Extracted records |
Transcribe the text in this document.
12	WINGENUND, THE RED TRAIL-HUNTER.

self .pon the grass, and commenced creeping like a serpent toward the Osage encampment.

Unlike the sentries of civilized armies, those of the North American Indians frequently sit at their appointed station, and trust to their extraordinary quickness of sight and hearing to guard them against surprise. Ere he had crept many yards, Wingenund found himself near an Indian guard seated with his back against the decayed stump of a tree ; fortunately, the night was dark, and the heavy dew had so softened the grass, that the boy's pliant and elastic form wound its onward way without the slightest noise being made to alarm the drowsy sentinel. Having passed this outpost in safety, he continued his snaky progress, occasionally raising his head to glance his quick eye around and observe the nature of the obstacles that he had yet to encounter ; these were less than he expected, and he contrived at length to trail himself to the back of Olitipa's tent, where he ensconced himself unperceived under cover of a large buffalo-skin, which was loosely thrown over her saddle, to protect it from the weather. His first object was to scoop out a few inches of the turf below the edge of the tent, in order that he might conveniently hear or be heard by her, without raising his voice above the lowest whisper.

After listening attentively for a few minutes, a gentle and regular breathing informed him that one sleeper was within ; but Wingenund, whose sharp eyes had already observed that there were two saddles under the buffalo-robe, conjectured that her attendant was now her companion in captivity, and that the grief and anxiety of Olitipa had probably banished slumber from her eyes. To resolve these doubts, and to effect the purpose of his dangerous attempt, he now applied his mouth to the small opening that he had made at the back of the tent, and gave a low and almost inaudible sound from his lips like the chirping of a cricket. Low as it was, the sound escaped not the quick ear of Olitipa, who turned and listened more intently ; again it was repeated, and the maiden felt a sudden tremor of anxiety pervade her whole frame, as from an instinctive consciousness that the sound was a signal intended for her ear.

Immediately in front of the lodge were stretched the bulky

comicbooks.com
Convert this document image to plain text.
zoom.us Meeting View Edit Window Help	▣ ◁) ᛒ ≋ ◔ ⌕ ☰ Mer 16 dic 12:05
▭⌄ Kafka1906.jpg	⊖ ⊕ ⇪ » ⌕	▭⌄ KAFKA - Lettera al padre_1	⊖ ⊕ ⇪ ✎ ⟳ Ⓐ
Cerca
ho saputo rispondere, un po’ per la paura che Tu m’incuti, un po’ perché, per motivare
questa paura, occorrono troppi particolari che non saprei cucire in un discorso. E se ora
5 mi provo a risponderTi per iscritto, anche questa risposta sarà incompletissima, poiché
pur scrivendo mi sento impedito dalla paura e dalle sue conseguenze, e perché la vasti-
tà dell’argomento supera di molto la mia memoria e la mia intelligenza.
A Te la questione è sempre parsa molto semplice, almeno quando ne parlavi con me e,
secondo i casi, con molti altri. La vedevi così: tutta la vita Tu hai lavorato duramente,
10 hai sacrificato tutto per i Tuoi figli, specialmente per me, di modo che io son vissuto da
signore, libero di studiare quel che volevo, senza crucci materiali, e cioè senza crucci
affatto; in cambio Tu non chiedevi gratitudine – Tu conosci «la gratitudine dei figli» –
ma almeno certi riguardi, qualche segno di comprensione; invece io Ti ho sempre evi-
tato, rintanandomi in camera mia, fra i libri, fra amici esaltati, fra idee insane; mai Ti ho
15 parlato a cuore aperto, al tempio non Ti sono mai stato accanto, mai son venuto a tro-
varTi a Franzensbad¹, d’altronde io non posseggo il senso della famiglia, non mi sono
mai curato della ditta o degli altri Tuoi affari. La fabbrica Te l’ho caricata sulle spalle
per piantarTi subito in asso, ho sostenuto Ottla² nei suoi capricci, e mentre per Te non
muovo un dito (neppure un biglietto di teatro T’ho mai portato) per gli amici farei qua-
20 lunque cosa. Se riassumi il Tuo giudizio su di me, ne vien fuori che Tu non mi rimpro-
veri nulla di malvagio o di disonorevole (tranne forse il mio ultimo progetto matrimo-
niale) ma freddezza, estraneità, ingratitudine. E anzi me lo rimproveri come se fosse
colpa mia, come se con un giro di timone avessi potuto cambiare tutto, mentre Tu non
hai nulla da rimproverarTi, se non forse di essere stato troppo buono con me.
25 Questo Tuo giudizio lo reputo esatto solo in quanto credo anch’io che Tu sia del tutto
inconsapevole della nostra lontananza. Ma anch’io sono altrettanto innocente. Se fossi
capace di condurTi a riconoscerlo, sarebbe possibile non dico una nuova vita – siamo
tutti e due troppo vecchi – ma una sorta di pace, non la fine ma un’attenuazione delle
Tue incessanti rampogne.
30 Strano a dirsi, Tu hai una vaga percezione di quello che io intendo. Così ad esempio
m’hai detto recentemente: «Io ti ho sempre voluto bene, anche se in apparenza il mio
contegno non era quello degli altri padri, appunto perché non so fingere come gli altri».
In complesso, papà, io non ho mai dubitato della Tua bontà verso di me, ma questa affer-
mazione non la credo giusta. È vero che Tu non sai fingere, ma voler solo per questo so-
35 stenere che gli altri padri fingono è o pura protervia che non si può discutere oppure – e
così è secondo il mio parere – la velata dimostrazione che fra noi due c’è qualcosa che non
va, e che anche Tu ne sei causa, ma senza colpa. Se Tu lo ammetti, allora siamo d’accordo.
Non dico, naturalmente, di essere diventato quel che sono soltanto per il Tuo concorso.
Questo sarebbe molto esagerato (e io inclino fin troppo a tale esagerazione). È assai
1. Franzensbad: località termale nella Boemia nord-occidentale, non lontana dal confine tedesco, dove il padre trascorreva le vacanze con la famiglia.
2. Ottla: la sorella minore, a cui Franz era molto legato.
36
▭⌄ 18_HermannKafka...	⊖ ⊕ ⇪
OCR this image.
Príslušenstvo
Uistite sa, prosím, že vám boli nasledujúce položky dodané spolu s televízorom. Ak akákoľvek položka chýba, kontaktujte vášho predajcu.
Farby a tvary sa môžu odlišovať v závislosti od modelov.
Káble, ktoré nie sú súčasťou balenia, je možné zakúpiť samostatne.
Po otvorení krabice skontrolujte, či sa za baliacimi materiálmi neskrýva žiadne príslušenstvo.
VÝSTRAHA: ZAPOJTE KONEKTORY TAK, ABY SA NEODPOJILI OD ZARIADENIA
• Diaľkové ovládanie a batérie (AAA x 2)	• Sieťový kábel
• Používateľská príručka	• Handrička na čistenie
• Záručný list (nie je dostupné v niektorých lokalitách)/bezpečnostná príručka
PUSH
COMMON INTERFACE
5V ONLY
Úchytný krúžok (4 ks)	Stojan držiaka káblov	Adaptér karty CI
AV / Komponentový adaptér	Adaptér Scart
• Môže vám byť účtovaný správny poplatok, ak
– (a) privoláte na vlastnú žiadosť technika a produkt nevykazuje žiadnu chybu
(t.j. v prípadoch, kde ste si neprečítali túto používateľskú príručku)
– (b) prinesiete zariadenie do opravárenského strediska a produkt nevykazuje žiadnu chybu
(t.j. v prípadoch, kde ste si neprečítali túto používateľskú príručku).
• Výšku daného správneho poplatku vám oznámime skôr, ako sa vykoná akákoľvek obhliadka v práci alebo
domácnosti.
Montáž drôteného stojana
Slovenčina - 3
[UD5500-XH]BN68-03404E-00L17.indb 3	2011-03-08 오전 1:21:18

Exercise objective |
Transcribe all of the material exactly. Omit nothing.

Solution below |
Transcribe the text in this document.
12	WINGENUND, THE RED TRAIL-HUNTER.

self .pon the grass, and commenced creeping like a serpent toward the Osage encampment.

Unlike the sentries of civilized armies, those of the North American Indians frequently sit at their appointed station, and trust to their extraordinary quickness of sight and hearing to guard them against surprise. Ere he had crept many yards, Wingenund found himself near an Indian guard seated with his back against the decayed stump of a tree ; fortunately, the night was dark, and the heavy dew had so softened the grass, that the boy's pliant and elastic form wound its onward way without the slightest noise being made to alarm the drowsy sentinel. Having passed this outpost in safety, he continued his snaky progress, occasionally raising his head to glance his quick eye around and observe the nature of the obstacles that he had yet to encounter ; these were less than he expected, and he contrived at length to trail himself to the back of Olitipa's tent, where he ensconced himself unperceived under cover of a large buffalo-skin, which was loosely thrown over her saddle, to protect it from the weather. His first object was to scoop out a few inches of the turf below the edge of the tent, in order that he might conveniently hear or be heard by her, without raising his voice above the lowest whisper.

After listening attentively for a few minutes, a gentle and regular breathing informed him that one sleeper was within ; but Wingenund, whose sharp eyes had already observed that there were two saddles under the buffalo-robe, conjectured that her attendant was now her companion in captivity, and that the grief and anxiety of Olitipa had probably banished slumber from her eyes. To resolve these doubts, and to effect the purpose of his dangerous attempt, he now applied his mouth to the small opening that he had made at the back of the tent, and gave a low and almost inaudible sound from his lips like the chirping of a cricket. Low as it was, the sound escaped not the quick ear of Olitipa, who turned and listened more intently ; again it was repeated, and the maiden felt a sudden tremor of anxiety pervade her whole frame, as from an instinctive consciousness that the sound was a signal intended for her ear.

Immediately in front of the lodge were stretched the bulky

comicbooks.com
Convert this document image to plain text.
zoom.us Meeting View Edit Window Help	▣ ◁) ᛒ ≋ ◔ ⌕ ☰ Mer 16 dic 12:05
▭⌄ Kafka1906.jpg	⊖ ⊕ ⇪ » ⌕	▭⌄ KAFKA - Lettera al padre_1	⊖ ⊕ ⇪ ✎ ⟳ Ⓐ
Cerca
ho saputo rispondere, un po’ per la paura che Tu m’incuti, un po’ perché, per motivare
questa paura, occorrono troppi particolari che non saprei cucire in un discorso. E se ora
5 mi provo a risponderTi per iscritto, anche questa risposta sarà incompletissima, poiché
pur scrivendo mi sento impedito dalla paura e dalle sue conseguenze, e perché la vasti-
tà dell’argomento supera di molto la mia memoria e la mia intelligenza.
A Te la questione è sempre parsa molto semplice, almeno quando ne parlavi con me e,
secondo i casi, con molti altri. La vedevi così: tutta la vita Tu hai lavorato duramente,
10 hai sacrificato tutto per i Tuoi figli, specialmente per me, di modo che io son vissuto da
signore, libero di studiare quel che volevo, senza crucci materiali, e cioè senza crucci
affatto; in cambio Tu non chiedevi gratitudine – Tu conosci «la gratitudine dei figli» –
ma almeno certi riguardi, qualche segno di comprensione; invece io Ti ho sempre evi-
tato, rintanandomi in camera mia, fra i libri, fra amici esaltati, fra idee insane; mai Ti ho
15 parlato a cuore aperto, al tempio non Ti sono mai stato accanto, mai son venuto a tro-
varTi a Franzensbad¹, d’altronde io non posseggo il senso della famiglia, non mi sono
mai curato della ditta o degli altri Tuoi affari. La fabbrica Te l’ho caricata sulle spalle
per piantarTi subito in asso, ho sostenuto Ottla² nei suoi capricci, e mentre per Te non
muovo un dito (neppure un biglietto di teatro T’ho mai portato) per gli amici farei qua-
20 lunque cosa. Se riassumi il Tuo giudizio su di me, ne vien fuori che Tu non mi rimpro-
veri nulla di malvagio o di disonorevole (tranne forse il mio ultimo progetto matrimo-
niale) ma freddezza, estraneità, ingratitudine. E anzi me lo rimproveri come se fosse
colpa mia, come se con un giro di timone avessi potuto cambiare tutto, mentre Tu non
hai nulla da rimproverarTi, se non forse di essere stato troppo buono con me.
25 Questo Tuo giudizio lo reputo esatto solo in quanto credo anch’io che Tu sia del tutto
inconsapevole della nostra lontananza. Ma anch’io sono altrettanto innocente. Se fossi
capace di condurTi a riconoscerlo, sarebbe possibile non dico una nuova vita – siamo
tutti e due troppo vecchi – ma una sorta di pace, non la fine ma un’attenuazione delle
Tue incessanti rampogne.
30 Strano a dirsi, Tu hai una vaga percezione di quello che io intendo. Così ad esempio
m’hai detto recentemente: «Io ti ho sempre voluto bene, anche se in apparenza il mio
contegno non era quello degli altri padri, appunto perché non so fingere come gli altri».
In complesso, papà, io non ho mai dubitato della Tua bontà verso di me, ma questa affer-
mazione non la credo giusta. È vero che Tu non sai fingere, ma voler solo per questo so-
35 stenere che gli altri padri fingono è o pura protervia che non si può discutere oppure – e
così è secondo il mio parere – la velata dimostrazione che fra noi due c’è qualcosa che non
va, e che anche Tu ne sei causa, ma senza colpa. Se Tu lo ammetti, allora siamo d’accordo.
Non dico, naturalmente, di essere diventato quel che sono soltanto per il Tuo concorso.
Questo sarebbe molto esagerato (e io inclino fin troppo a tale esagerazione). È assai
1. Franzensbad: località termale nella Boemia nord-occidentale, non lontana dal confine tedesco, dove il padre trascorreva le vacanze con la famiglia.
2. Ottla: la sorella minore, a cui Franz era molto legato.
36
▭⌄ 18_HermannKafka...	⊖ ⊕ ⇪
OCR this image.
Príslušenstvo
Uistite sa, prosím, že vám boli nasledujúce položky dodané spolu s televízorom. Ak akákoľvek položka chýba, kontaktujte vášho predajcu.
Farby a tvary sa môžu odlišovať v závislosti od modelov.
Káble, ktoré nie sú súčasťou balenia, je možné zakúpiť samostatne.
Po otvorení krabice skontrolujte, či sa za baliacimi materiálmi neskrýva žiadne príslušenstvo.
VÝSTRAHA: ZAPOJTE KONEKTORY TAK, ABY SA NEODPOJILI OD ZARIADENIA
• Diaľkové ovládanie a batérie (AAA x 2)	• Sieťový kábel
• Používateľská príručka	• Handrička na čistenie
• Záručný list (nie je dostupné v niektorých lokalitách)/bezpečnostná príručka
PUSH
COMMON INTERFACE
5V ONLY
Úchytný krúžok (4 ks)	Stojan držiaka káblov	Adaptér karty CI
AV / Komponentový adaptér	Adaptér Scart
• Môže vám byť účtovaný správny poplatok, ak
– (a) privoláte na vlastnú žiadosť technika a produkt nevykazuje žiadnu chybu
(t.j. v prípadoch, kde ste si neprečítali túto používateľskú príručku)
– (b) prinesiete zariadenie do opravárenského strediska a produkt nevykazuje žiadnu chybu
(t.j. v prípadoch, kde ste si neprečítali túto používateľskú príručku).
• Výšku daného správneho poplatku vám oznámime skôr, ako sa vykoná akákoľvek obhliadka v práci alebo
domácnosti.
Montáž drôteného stojana
Slovenčina - 3
[UD5500-XH]BN68-03404E-00L17.indb 3	2011-03-08 오전 1:21:18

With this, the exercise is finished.